Copy out the material below in full, but not its images.

-=-=-=-=-

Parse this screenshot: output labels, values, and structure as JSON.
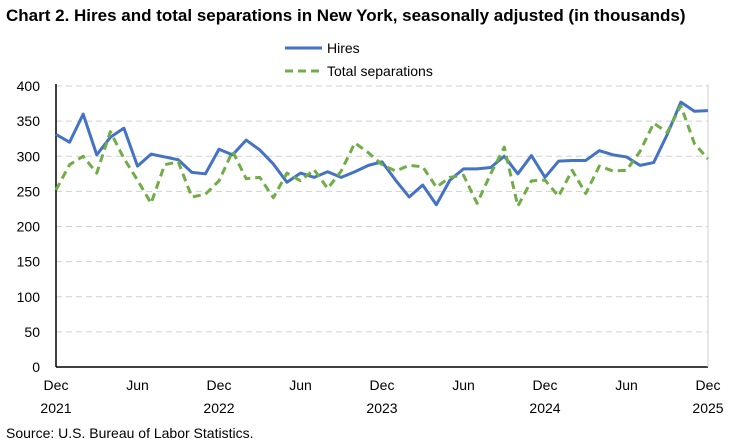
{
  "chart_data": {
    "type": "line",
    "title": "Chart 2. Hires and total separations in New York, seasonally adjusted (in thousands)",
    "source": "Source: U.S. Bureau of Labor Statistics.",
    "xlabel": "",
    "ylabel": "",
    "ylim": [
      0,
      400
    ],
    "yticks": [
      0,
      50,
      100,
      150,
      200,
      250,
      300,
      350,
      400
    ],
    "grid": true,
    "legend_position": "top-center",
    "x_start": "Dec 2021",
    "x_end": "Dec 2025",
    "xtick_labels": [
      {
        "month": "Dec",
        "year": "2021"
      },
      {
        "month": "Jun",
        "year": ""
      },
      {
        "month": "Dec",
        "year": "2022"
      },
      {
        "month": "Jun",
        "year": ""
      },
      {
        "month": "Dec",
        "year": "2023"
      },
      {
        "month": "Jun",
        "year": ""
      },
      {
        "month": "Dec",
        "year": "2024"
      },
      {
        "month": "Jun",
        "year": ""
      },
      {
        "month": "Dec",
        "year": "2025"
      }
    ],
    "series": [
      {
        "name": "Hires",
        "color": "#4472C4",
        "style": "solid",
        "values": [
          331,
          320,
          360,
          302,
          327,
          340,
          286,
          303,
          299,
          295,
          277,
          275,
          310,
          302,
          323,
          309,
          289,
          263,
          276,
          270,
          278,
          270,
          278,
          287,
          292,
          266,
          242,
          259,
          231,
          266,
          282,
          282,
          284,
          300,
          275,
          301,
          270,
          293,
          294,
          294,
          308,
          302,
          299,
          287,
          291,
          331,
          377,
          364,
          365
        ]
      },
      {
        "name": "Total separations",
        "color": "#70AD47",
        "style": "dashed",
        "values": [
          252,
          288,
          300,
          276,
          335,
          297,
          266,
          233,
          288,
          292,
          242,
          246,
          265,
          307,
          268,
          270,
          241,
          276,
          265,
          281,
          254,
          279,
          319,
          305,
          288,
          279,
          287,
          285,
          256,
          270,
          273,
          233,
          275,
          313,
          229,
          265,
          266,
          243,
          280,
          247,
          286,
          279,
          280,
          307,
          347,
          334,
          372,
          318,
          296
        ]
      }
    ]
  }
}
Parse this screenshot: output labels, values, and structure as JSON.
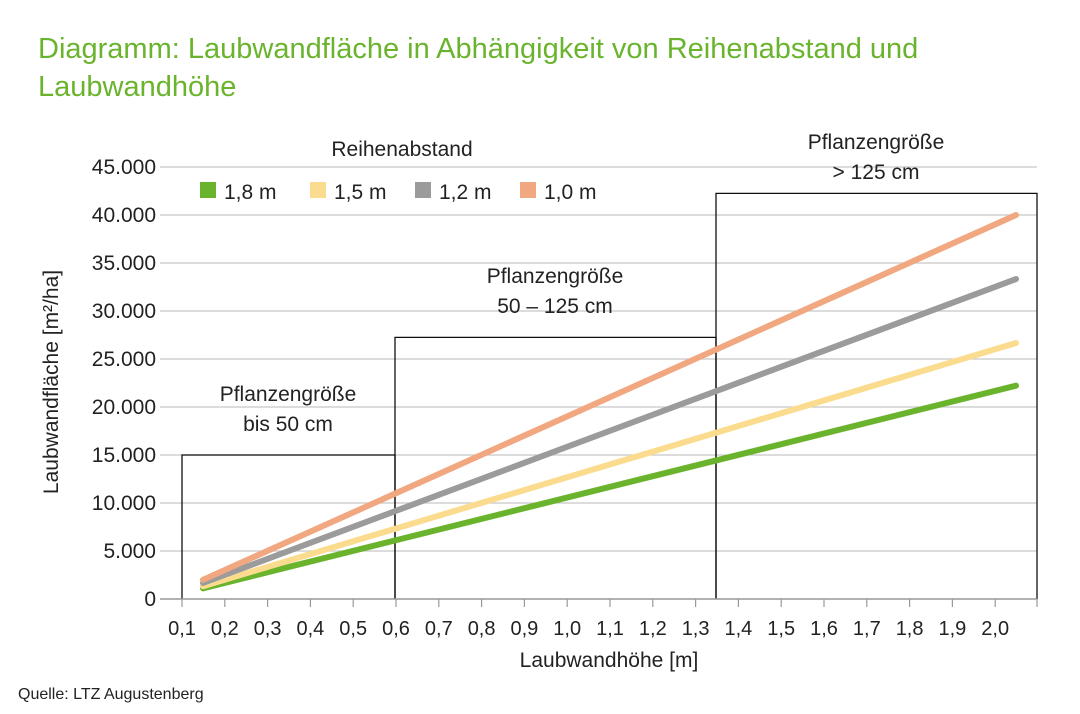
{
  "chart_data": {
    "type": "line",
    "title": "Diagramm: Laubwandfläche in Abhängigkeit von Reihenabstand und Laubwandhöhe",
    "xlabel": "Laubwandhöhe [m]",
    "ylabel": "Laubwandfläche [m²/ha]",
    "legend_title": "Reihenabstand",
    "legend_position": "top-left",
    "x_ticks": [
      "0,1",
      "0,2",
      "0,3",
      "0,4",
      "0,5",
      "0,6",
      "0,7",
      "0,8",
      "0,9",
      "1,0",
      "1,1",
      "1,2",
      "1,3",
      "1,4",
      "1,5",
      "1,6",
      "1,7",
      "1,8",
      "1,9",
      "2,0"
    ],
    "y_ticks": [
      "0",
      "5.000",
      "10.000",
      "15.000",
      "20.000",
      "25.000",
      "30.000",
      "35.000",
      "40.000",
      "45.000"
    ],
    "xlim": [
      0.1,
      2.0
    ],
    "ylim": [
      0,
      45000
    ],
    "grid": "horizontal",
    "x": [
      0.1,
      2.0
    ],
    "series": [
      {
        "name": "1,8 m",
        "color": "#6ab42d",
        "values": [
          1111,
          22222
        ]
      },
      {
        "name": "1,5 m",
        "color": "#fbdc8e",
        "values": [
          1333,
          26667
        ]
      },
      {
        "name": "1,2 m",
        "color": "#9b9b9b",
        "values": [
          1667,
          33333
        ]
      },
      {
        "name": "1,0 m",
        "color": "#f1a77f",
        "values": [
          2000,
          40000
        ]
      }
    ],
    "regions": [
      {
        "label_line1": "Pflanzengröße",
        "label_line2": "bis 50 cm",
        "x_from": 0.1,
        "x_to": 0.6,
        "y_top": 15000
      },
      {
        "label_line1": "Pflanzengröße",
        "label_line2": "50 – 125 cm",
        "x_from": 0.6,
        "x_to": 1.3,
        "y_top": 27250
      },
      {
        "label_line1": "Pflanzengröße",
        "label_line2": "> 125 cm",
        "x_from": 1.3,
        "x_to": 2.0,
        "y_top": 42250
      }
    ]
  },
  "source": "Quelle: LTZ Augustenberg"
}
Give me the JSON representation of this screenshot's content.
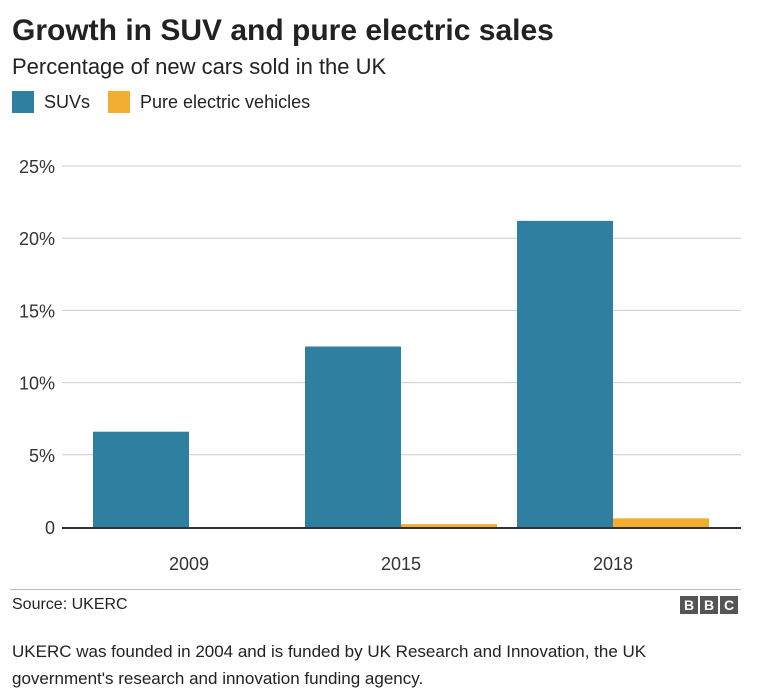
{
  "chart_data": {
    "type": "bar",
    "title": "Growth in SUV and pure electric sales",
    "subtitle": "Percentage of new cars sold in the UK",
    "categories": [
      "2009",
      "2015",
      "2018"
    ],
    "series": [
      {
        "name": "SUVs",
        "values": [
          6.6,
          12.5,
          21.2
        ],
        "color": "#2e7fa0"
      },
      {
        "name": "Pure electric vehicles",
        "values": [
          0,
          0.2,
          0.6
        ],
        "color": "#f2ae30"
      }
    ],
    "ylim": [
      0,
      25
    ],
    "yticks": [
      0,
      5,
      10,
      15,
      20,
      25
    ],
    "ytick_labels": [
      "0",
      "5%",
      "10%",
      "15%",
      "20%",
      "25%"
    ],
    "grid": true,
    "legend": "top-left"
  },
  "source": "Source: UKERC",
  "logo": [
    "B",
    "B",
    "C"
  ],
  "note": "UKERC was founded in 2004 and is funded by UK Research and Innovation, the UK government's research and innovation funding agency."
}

-=-=-=-=-

■ Exercise output:
Parse this screenshot: output labels, values, and structure as JSON.
{
  "chart_data": {
    "type": "line",
    "title": "Chart 2. Hires and total separations in New York, seasonally adjusted (in thousands)",
    "source": "Source: U.S. Bureau of Labor Statistics.",
    "xlabel": "",
    "ylabel": "",
    "ylim": [
      0,
      400
    ],
    "yticks": [
      0,
      50,
      100,
      150,
      200,
      250,
      300,
      350,
      400
    ],
    "grid": true,
    "legend_position": "top-center",
    "x_start": "Dec 2021",
    "x_end": "Dec 2025",
    "xtick_labels": [
      {
        "month": "Dec",
        "year": "2021"
      },
      {
        "month": "Jun",
        "year": ""
      },
      {
        "month": "Dec",
        "year": "2022"
      },
      {
        "month": "Jun",
        "year": ""
      },
      {
        "month": "Dec",
        "year": "2023"
      },
      {
        "month": "Jun",
        "year": ""
      },
      {
        "month": "Dec",
        "year": "2024"
      },
      {
        "month": "Jun",
        "year": ""
      },
      {
        "month": "Dec",
        "year": "2025"
      }
    ],
    "series": [
      {
        "name": "Hires",
        "color": "#4472C4",
        "style": "solid",
        "values": [
          331,
          320,
          360,
          302,
          327,
          340,
          286,
          303,
          299,
          295,
          277,
          275,
          310,
          302,
          323,
          309,
          289,
          263,
          276,
          270,
          278,
          270,
          278,
          287,
          292,
          266,
          242,
          259,
          231,
          266,
          282,
          282,
          284,
          300,
          275,
          301,
          270,
          293,
          294,
          294,
          308,
          302,
          299,
          287,
          291,
          331,
          377,
          364,
          365
        ]
      },
      {
        "name": "Total separations",
        "color": "#70AD47",
        "style": "dashed",
        "values": [
          252,
          288,
          300,
          276,
          335,
          297,
          266,
          233,
          288,
          292,
          242,
          246,
          265,
          307,
          268,
          270,
          241,
          276,
          265,
          281,
          254,
          279,
          319,
          305,
          288,
          279,
          287,
          285,
          256,
          270,
          273,
          233,
          275,
          313,
          229,
          265,
          266,
          243,
          280,
          247,
          286,
          279,
          280,
          307,
          347,
          334,
          372,
          318,
          296
        ]
      }
    ]
  }
}
Parse this screenshot: output labels, values, and structure as JSON.
{
  "chart_data": {
    "type": "line",
    "title": "Diagramm: Laubwandfläche in Abhängigkeit von Reihenabstand und Laubwandhöhe",
    "xlabel": "Laubwandhöhe [m]",
    "ylabel": "Laubwandfläche [m²/ha]",
    "legend_title": "Reihenabstand",
    "legend_position": "top-left",
    "x_ticks": [
      "0,1",
      "0,2",
      "0,3",
      "0,4",
      "0,5",
      "0,6",
      "0,7",
      "0,8",
      "0,9",
      "1,0",
      "1,1",
      "1,2",
      "1,3",
      "1,4",
      "1,5",
      "1,6",
      "1,7",
      "1,8",
      "1,9",
      "2,0"
    ],
    "y_ticks": [
      "0",
      "5.000",
      "10.000",
      "15.000",
      "20.000",
      "25.000",
      "30.000",
      "35.000",
      "40.000",
      "45.000"
    ],
    "xlim": [
      0.1,
      2.0
    ],
    "ylim": [
      0,
      45000
    ],
    "grid": "horizontal",
    "x": [
      0.1,
      2.0
    ],
    "series": [
      {
        "name": "1,8 m",
        "color": "#6ab42d",
        "values": [
          1111,
          22222
        ]
      },
      {
        "name": "1,5 m",
        "color": "#fbdc8e",
        "values": [
          1333,
          26667
        ]
      },
      {
        "name": "1,2 m",
        "color": "#9b9b9b",
        "values": [
          1667,
          33333
        ]
      },
      {
        "name": "1,0 m",
        "color": "#f1a77f",
        "values": [
          2000,
          40000
        ]
      }
    ],
    "regions": [
      {
        "label_line1": "Pflanzengröße",
        "label_line2": "bis 50 cm",
        "x_from": 0.1,
        "x_to": 0.6,
        "y_top": 15000
      },
      {
        "label_line1": "Pflanzengröße",
        "label_line2": "50 – 125 cm",
        "x_from": 0.6,
        "x_to": 1.3,
        "y_top": 27250
      },
      {
        "label_line1": "Pflanzengröße",
        "label_line2": "> 125 cm",
        "x_from": 1.3,
        "x_to": 2.0,
        "y_top": 42250
      }
    ]
  },
  "source": "Quelle: LTZ Augustenberg"
}
Give me the JSON representation of this screenshot's content.
{
  "chart_data": {
    "type": "bar",
    "title": "Growth in SUV and pure electric sales",
    "subtitle": "Percentage of new cars sold in the UK",
    "categories": [
      "2009",
      "2015",
      "2018"
    ],
    "series": [
      {
        "name": "SUVs",
        "values": [
          6.6,
          12.5,
          21.2
        ],
        "color": "#2e7fa0"
      },
      {
        "name": "Pure electric vehicles",
        "values": [
          0,
          0.2,
          0.6
        ],
        "color": "#f2ae30"
      }
    ],
    "ylim": [
      0,
      25
    ],
    "yticks": [
      0,
      5,
      10,
      15,
      20,
      25
    ],
    "ytick_labels": [
      "0",
      "5%",
      "10%",
      "15%",
      "20%",
      "25%"
    ],
    "grid": true,
    "legend": "top-left"
  },
  "source": "Source: UKERC",
  "logo": [
    "B",
    "B",
    "C"
  ],
  "note": "UKERC was founded in 2004 and is funded by UK Research and Innovation, the UK government's research and innovation funding agency."
}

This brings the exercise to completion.